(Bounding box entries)
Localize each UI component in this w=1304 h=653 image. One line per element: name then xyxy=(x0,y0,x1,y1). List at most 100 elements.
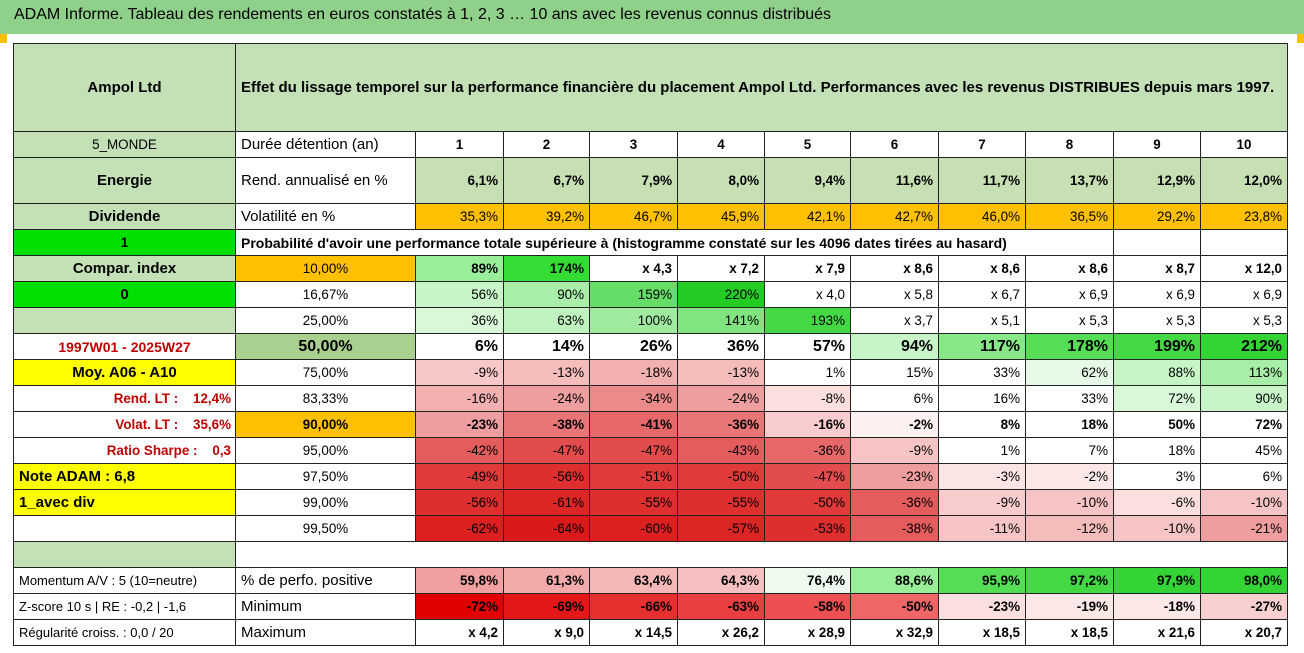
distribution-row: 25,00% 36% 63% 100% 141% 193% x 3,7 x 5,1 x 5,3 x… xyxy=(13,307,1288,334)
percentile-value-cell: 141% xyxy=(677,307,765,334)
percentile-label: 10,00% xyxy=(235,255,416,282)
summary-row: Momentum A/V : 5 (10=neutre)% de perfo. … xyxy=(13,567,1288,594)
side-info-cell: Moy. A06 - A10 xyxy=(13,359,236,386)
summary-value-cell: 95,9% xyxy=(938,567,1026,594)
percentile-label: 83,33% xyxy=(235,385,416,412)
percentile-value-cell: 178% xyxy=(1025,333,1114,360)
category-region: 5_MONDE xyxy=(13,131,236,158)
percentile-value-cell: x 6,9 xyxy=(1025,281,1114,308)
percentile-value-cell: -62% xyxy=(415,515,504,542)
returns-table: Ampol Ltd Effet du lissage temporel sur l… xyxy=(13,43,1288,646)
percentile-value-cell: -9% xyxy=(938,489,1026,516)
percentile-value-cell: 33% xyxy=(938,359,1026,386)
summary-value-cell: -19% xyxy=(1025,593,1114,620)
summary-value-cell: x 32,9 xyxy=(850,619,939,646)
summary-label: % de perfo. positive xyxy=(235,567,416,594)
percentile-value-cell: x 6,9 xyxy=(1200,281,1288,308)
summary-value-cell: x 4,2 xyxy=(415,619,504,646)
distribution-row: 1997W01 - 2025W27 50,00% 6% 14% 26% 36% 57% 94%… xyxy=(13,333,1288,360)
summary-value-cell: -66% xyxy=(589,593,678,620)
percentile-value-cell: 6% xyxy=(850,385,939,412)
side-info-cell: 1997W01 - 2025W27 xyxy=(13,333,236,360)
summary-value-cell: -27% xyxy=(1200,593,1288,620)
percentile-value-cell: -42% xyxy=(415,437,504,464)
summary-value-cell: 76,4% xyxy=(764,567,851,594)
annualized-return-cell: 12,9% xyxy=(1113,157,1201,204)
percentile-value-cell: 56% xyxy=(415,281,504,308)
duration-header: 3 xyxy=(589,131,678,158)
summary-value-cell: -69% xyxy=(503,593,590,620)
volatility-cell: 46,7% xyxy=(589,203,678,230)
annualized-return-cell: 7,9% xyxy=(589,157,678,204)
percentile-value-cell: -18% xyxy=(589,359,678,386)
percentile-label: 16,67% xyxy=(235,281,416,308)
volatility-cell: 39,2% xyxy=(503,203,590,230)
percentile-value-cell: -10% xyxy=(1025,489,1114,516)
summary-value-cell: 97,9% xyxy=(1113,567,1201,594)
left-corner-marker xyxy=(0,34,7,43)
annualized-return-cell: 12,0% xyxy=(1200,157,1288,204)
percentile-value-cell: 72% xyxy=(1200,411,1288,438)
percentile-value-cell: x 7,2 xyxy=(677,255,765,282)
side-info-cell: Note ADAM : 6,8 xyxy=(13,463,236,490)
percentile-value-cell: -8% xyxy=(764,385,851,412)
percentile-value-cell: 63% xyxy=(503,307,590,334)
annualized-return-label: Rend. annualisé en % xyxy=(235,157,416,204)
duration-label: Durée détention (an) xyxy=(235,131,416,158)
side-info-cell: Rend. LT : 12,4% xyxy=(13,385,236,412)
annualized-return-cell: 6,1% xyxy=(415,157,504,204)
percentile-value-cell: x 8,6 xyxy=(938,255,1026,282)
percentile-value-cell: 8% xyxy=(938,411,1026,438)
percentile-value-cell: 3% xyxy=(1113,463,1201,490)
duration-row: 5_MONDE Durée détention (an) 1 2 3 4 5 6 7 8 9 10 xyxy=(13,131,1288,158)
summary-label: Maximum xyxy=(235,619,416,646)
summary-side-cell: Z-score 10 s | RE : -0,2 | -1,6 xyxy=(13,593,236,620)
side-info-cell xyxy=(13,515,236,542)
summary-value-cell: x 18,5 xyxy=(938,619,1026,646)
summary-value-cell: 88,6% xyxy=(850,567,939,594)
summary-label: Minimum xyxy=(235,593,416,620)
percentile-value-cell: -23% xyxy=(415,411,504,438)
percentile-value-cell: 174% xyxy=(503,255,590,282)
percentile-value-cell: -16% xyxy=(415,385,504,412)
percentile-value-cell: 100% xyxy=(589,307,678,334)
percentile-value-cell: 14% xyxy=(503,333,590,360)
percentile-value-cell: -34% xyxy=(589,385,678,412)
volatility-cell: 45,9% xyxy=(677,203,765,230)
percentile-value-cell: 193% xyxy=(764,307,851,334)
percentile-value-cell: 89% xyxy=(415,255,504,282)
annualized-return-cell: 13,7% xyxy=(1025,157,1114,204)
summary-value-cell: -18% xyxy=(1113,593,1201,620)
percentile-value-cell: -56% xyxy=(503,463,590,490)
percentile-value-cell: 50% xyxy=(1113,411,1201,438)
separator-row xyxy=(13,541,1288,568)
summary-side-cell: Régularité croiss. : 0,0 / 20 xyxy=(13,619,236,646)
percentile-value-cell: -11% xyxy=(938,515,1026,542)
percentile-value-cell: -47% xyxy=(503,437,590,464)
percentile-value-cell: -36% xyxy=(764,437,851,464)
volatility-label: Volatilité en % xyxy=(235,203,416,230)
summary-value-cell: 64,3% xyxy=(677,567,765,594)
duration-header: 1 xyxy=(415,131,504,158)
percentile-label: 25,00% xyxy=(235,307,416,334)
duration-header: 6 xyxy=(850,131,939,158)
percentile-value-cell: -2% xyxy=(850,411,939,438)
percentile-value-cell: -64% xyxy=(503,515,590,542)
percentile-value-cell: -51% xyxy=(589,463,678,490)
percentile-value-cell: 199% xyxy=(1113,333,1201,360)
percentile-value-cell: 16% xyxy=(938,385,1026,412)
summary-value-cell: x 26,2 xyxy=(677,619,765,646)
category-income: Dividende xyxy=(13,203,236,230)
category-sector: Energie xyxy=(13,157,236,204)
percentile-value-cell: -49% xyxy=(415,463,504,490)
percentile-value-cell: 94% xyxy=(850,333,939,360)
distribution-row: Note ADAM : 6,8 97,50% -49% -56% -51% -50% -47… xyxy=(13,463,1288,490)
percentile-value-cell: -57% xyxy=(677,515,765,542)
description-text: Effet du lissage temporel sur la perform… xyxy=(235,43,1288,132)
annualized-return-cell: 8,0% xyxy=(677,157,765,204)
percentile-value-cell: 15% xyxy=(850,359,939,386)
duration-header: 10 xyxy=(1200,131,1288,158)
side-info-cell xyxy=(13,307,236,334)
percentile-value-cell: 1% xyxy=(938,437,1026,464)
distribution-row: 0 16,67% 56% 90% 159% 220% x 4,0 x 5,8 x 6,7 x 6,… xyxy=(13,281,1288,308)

# WORK TO BE COMPLETED
Can you render the lines from the one containing "distribution-row: 25,00% 36%" through the one containing "returns-table: Ampol Ltd" as a Markdown table with the columns Row and Entry, where Row is the row number and blank lines are omitted?

# OUTPUT OF THE TASK
| Row | Entry |
|---|---|
| 1 | distribution-row: 25,00% 36% 63% 100% 141% 193% x 3,7 x 5,1 x 5,3 x… xyxy=(13,307,1288,334) |
| 2 | percentile-value-cell: 141% xyxy=(677,307,765,334) |
| 3 | percentile-label: 10,00% xyxy=(235,255,416,282) |
| 4 | summary-row: Momentum A/V : 5 (10=neutre)% de perfo. … xyxy=(13,567,1288,594) |
| 5 | side-info-cell: Moy. A06 - A10 xyxy=(13,359,236,386) |
| 6 | summary-value-cell: 95,9% xyxy=(938,567,1026,594) |
| 7 | percentile-label: 83,33% xyxy=(235,385,416,412) |
| 8 | percentile-value-cell: 178% xyxy=(1025,333,1114,360) |
| 9 | category-region: 5_MONDE xyxy=(13,131,236,158) |
| 10 | percentile-value-cell: x 6,9 xyxy=(1025,281,1114,308) |
| 11 | percentile-value-cell: -62% xyxy=(415,515,504,542) |
| 12 | returns-table: Ampol Ltd Effet du lissage temporel sur l… xyxy=(13,43,1288,646) |